Stated goal: Reproduce all the lines below exactly and omit the images.

Input:
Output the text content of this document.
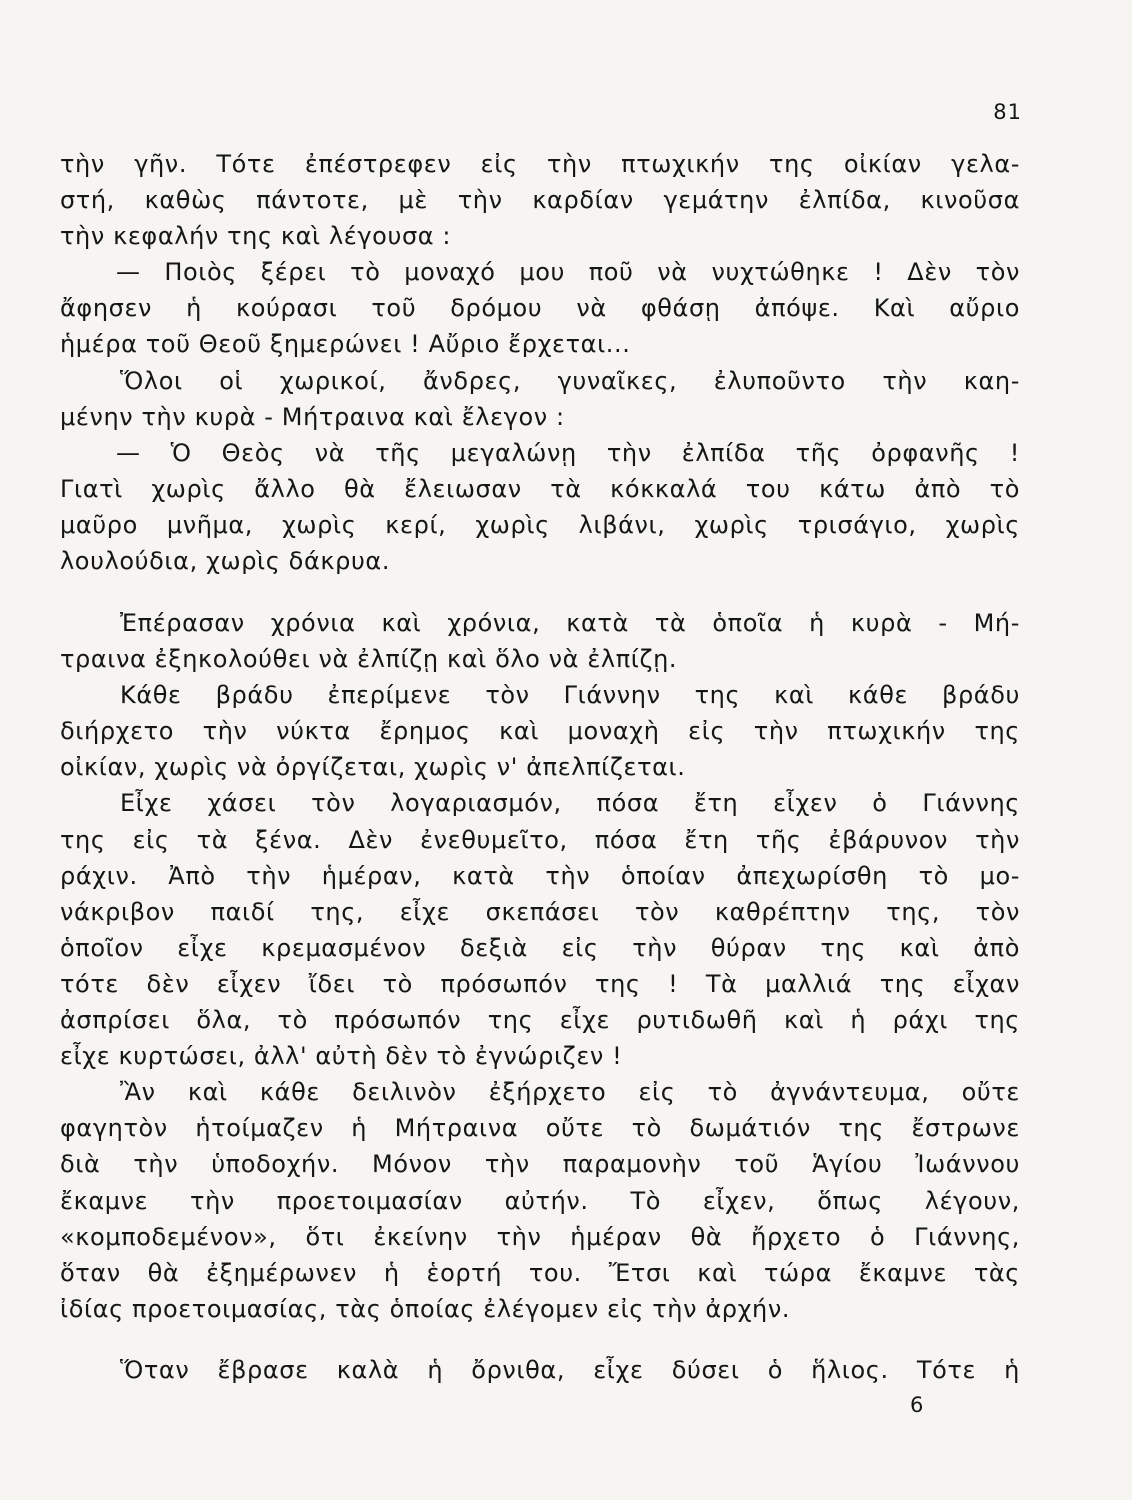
81
τὴν γῆν. Τότε ἐπέστρεφεν εἰς τὴν πτωχικήν της οἰκίαν γελα-
στή, καθὼς πάντοτε, μὲ τὴν καρδίαν γεμάτην ἐλπίδα, κινοῦσα
τὴν κεφαλήν της καὶ λέγουσα :
— Ποιὸς ξέρει τὸ μοναχό μου ποῦ νὰ νυχτώθηκε ! Δὲν τὸν
ἄφησεν ἡ κούρασι τοῦ δρόμου νὰ φθάσῃ ἀπόψε. Καὶ αὔριο
ἡμέρα τοῦ Θεοῦ ξημερώνει ! Αὔριο ἔρχεται...
Ὅλοι οἱ χωρικοί, ἄνδρες, γυναῖκες, ἐλυποῦντο τὴν καη-
μένην τὴν κυρὰ - Μήτραινα καὶ ἔλεγον :
— Ὁ Θεὸς νὰ τῆς μεγαλώνῃ τὴν ἐλπίδα τῆς ὀρφανῆς !
Γιατὶ χωρὶς ἄλλο θὰ ἔλειωσαν τὰ κόκκαλά του κάτω ἀπὸ τὸ
μαῦρο μνῆμα, χωρὶς κερί, χωρὶς λιβάνι, χωρὶς τρισάγιο, χωρὶς
λουλούδια, χωρὶς δάκρυα.
Ἐπέρασαν χρόνια καὶ χρόνια, κατὰ τὰ ὁποῖα ἡ κυρὰ - Μή-
τραινα ἐξηκολούθει νὰ ἐλπίζῃ καὶ ὅλο νὰ ἐλπίζῃ.
Κάθε βράδυ ἐπερίμενε τὸν Γιάννην της καὶ κάθε βράδυ
διήρχετο τὴν νύκτα ἔρημος καὶ μοναχὴ εἰς τὴν πτωχικήν της
οἰκίαν, χωρὶς νὰ ὀργίζεται, χωρὶς ν' ἀπελπίζεται.
Εἶχε χάσει τὸν λογαριασμόν, πόσα ἔτη εἶχεν ὁ Γιάννης
της εἰς τὰ ξένα. Δὲν ἐνεθυμεῖτο, πόσα ἔτη τῆς ἐβάρυνον τὴν
ράχιν. Ἀπὸ τὴν ἡμέραν, κατὰ τὴν ὁποίαν ἀπεχωρίσθη τὸ μο-
νάκριβον παιδί της, εἶχε σκεπάσει τὸν καθρέπτην της, τὸν
ὁποῖον εἶχε κρεμασμένον δεξιὰ εἰς τὴν θύραν της καὶ ἀπὸ
τότε δὲν εἶχεν ἴδει τὸ πρόσωπόν της ! Τὰ μαλλιά της εἶχαν
ἀσπρίσει ὅλα, τὸ πρόσωπόν της εἶχε ρυτιδωθῆ καὶ ἡ ράχι της
εἶχε κυρτώσει, ἀλλ' αὐτὴ δὲν τὸ ἐγνώριζεν !
Ἂν καὶ κάθε δειλινὸν ἐξήρχετο εἰς τὸ ἀγνάντευμα, οὔτε
φαγητὸν ἡτοίμαζεν ἡ Μήτραινα οὔτε τὸ δωμάτιόν της ἔστρωνε
διὰ τὴν ὑποδοχήν. Μόνον τὴν παραμονὴν τοῦ Ἁγίου Ἰωάννου
ἔκαμνε τὴν προετοιμασίαν αὐτήν. Τὸ εἶχεν, ὅπως λέγουν,
«κομποδεμένον», ὅτι ἐκείνην τὴν ἡμέραν θὰ ἤρχετο ὁ Γιάννης,
ὅταν θὰ ἐξημέρωνεν ἡ ἑορτή του. Ἔτσι καὶ τώρα ἔκαμνε τὰς
ἰδίας προετοιμασίας, τὰς ὁποίας ἐλέγομεν εἰς τὴν ἀρχήν.
Ὅταν ἔβρασε καλὰ ἡ ὄρνιθα, εἶχε δύσει ὁ ἥλιος. Τότε ἡ
6
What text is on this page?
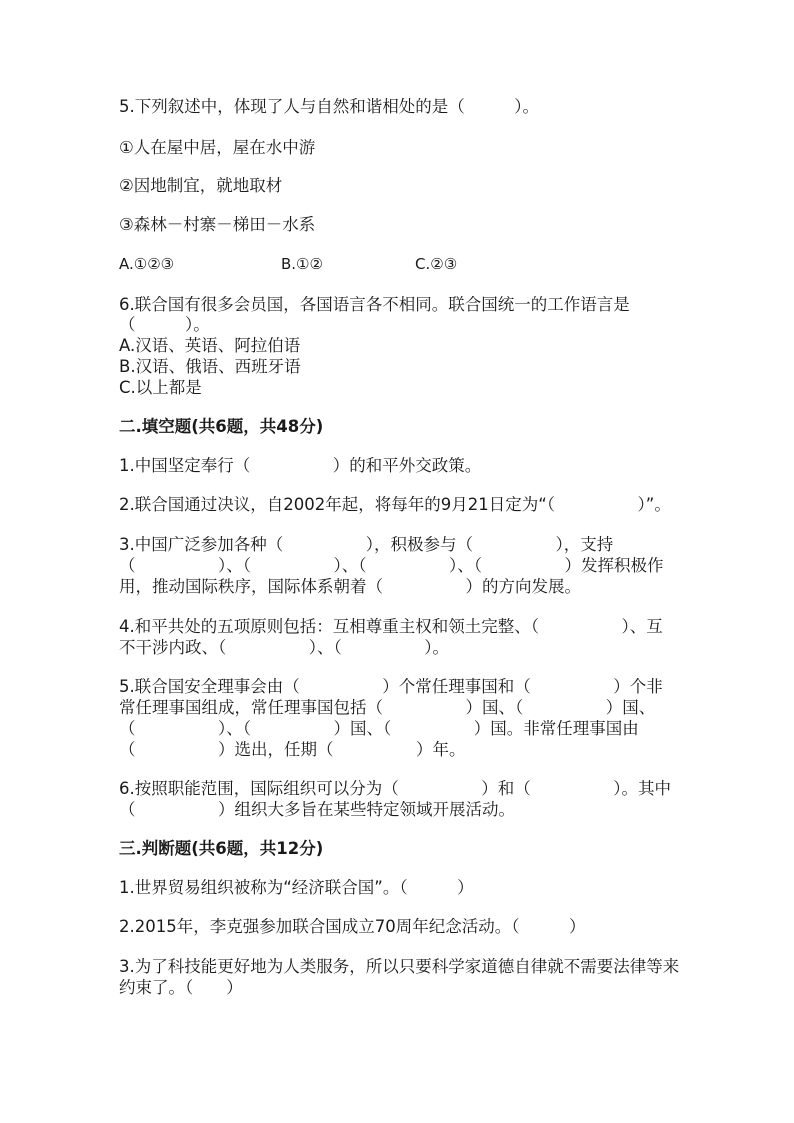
5.下列叙述中，体现了人与自然和谐相处的是（　　　）。
①人在屋中居，屋在水中游
②因地制宜，就地取材
③森林－村寨－梯田－水系

A.①②③

	B.①②

	C.②③

6.联合国有很多会员国，各国语言各不相同。联合国统一的工作语言是
（　　　）。
A.汉语、英语、阿拉伯语
B.汉语、俄语、西班牙语
C.以上都是
二.填空题(共6题，共48分)
1.中国坚定奉行（　　　　　）的和平外交政策。
2.联合国通过决议，自2002年起，将每年的9月21日定为“（　　　　　）”。
3.中国广泛参加各种（　　　　　），积极参与（　　　　　），支持
（　　　　　）、（　　　　　）、（　　　　　）、（　　　　　）发挥积极作
用，推动国际秩序，国际体系朝着（　　　　　）的方向发展。
4.和平共处的五项原则包括：互相尊重主权和领土完整、（　　　　　）、互
不干涉内政、（　　　　　）、（　　　　　）。
5.联合国安全理事会由（　　　　　）个常任理事国和（　　　　　）个非
常任理事国组成，常任理事国包括（　　　　　）国、（　　　　　）国、
（　　　　　）、（　　　　　）国、（　　　　　）国。非常任理事国由
（　　　　　）选出，任期（　　　　　）年。
6.按照职能范围，国际组织可以分为（　　　　　）和（　　　　　）。其中
（　　　　　）组织大多旨在某些特定领域开展活动。
三.判断题(共6题，共12分)
1.世界贸易组织被称为“经济联合国”。（　　　）
2.2015年，李克强参加联合国成立70周年纪念活动。（　　　）
3.为了科技能更好地为人类服务，所以只要科学家道德自律就不需要法律等来
约束了。（　　）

Expected answer:
Output the text content of this document.
81
τὴν γῆν. Τότε ἐπέστρεφεν εἰς τὴν πτωχικήν της οἰκίαν γελα-
στή, καθὼς πάντοτε, μὲ τὴν καρδίαν γεμάτην ἐλπίδα, κινοῦσα
τὴν κεφαλήν της καὶ λέγουσα :
— Ποιὸς ξέρει τὸ μοναχό μου ποῦ νὰ νυχτώθηκε ! Δὲν τὸν
ἄφησεν ἡ κούρασι τοῦ δρόμου νὰ φθάσῃ ἀπόψε. Καὶ αὔριο
ἡμέρα τοῦ Θεοῦ ξημερώνει ! Αὔριο ἔρχεται...
Ὅλοι οἱ χωρικοί, ἄνδρες, γυναῖκες, ἐλυποῦντο τὴν καη-
μένην τὴν κυρὰ - Μήτραινα καὶ ἔλεγον :
— Ὁ Θεὸς νὰ τῆς μεγαλώνῃ τὴν ἐλπίδα τῆς ὀρφανῆς !
Γιατὶ χωρὶς ἄλλο θὰ ἔλειωσαν τὰ κόκκαλά του κάτω ἀπὸ τὸ
μαῦρο μνῆμα, χωρὶς κερί, χωρὶς λιβάνι, χωρὶς τρισάγιο, χωρὶς
λουλούδια, χωρὶς δάκρυα.
Ἐπέρασαν χρόνια καὶ χρόνια, κατὰ τὰ ὁποῖα ἡ κυρὰ - Μή-
τραινα ἐξηκολούθει νὰ ἐλπίζῃ καὶ ὅλο νὰ ἐλπίζῃ.
Κάθε βράδυ ἐπερίμενε τὸν Γιάννην της καὶ κάθε βράδυ
διήρχετο τὴν νύκτα ἔρημος καὶ μοναχὴ εἰς τὴν πτωχικήν της
οἰκίαν, χωρὶς νὰ ὀργίζεται, χωρὶς ν' ἀπελπίζεται.
Εἶχε χάσει τὸν λογαριασμόν, πόσα ἔτη εἶχεν ὁ Γιάννης
της εἰς τὰ ξένα. Δὲν ἐνεθυμεῖτο, πόσα ἔτη τῆς ἐβάρυνον τὴν
ράχιν. Ἀπὸ τὴν ἡμέραν, κατὰ τὴν ὁποίαν ἀπεχωρίσθη τὸ μο-
νάκριβον παιδί της, εἶχε σκεπάσει τὸν καθρέπτην της, τὸν
ὁποῖον εἶχε κρεμασμένον δεξιὰ εἰς τὴν θύραν της καὶ ἀπὸ
τότε δὲν εἶχεν ἴδει τὸ πρόσωπόν της ! Τὰ μαλλιά της εἶχαν
ἀσπρίσει ὅλα, τὸ πρόσωπόν της εἶχε ρυτιδωθῆ καὶ ἡ ράχι της
εἶχε κυρτώσει, ἀλλ' αὐτὴ δὲν τὸ ἐγνώριζεν !
Ἂν καὶ κάθε δειλινὸν ἐξήρχετο εἰς τὸ ἀγνάντευμα, οὔτε
φαγητὸν ἡτοίμαζεν ἡ Μήτραινα οὔτε τὸ δωμάτιόν της ἔστρωνε
διὰ τὴν ὑποδοχήν. Μόνον τὴν παραμονὴν τοῦ Ἁγίου Ἰωάννου
ἔκαμνε τὴν προετοιμασίαν αὐτήν. Τὸ εἶχεν, ὅπως λέγουν,
«κομποδεμένον», ὅτι ἐκείνην τὴν ἡμέραν θὰ ἤρχετο ὁ Γιάννης,
ὅταν θὰ ἐξημέρωνεν ἡ ἑορτή του. Ἔτσι καὶ τώρα ἔκαμνε τὰς
ἰδίας προετοιμασίας, τὰς ὁποίας ἐλέγομεν εἰς τὴν ἀρχήν.
Ὅταν ἔβρασε καλὰ ἡ ὄρνιθα, εἶχε δύσει ὁ ἥλιος. Τότε ἡ
6
What text is on this page?
5.下列叙述中，体现了人与自然和谐相处的是（　　　）。
①人在屋中居，屋在水中游
②因地制宜，就地取材
③森林－村寨－梯田－水系

A.①②③

	B.①②

	C.②③

6.联合国有很多会员国，各国语言各不相同。联合国统一的工作语言是
（　　　）。
A.汉语、英语、阿拉伯语
B.汉语、俄语、西班牙语
C.以上都是
二.填空题(共6题，共48分)
1.中国坚定奉行（　　　　　）的和平外交政策。
2.联合国通过决议，自2002年起，将每年的9月21日定为“（　　　　　）”。
3.中国广泛参加各种（　　　　　），积极参与（　　　　　），支持
（　　　　　）、（　　　　　）、（　　　　　）、（　　　　　）发挥积极作
用，推动国际秩序，国际体系朝着（　　　　　）的方向发展。
4.和平共处的五项原则包括：互相尊重主权和领土完整、（　　　　　）、互
不干涉内政、（　　　　　）、（　　　　　）。
5.联合国安全理事会由（　　　　　）个常任理事国和（　　　　　）个非
常任理事国组成，常任理事国包括（　　　　　）国、（　　　　　）国、
（　　　　　）、（　　　　　）国、（　　　　　）国。非常任理事国由
（　　　　　）选出，任期（　　　　　）年。
6.按照职能范围，国际组织可以分为（　　　　　）和（　　　　　）。其中
（　　　　　）组织大多旨在某些特定领域开展活动。
三.判断题(共6题，共12分)
1.世界贸易组织被称为“经济联合国”。（　　　）
2.2015年，李克强参加联合国成立70周年纪念活动。（　　　）
3.为了科技能更好地为人类服务，所以只要科学家道德自律就不需要法律等来
约束了。（　　）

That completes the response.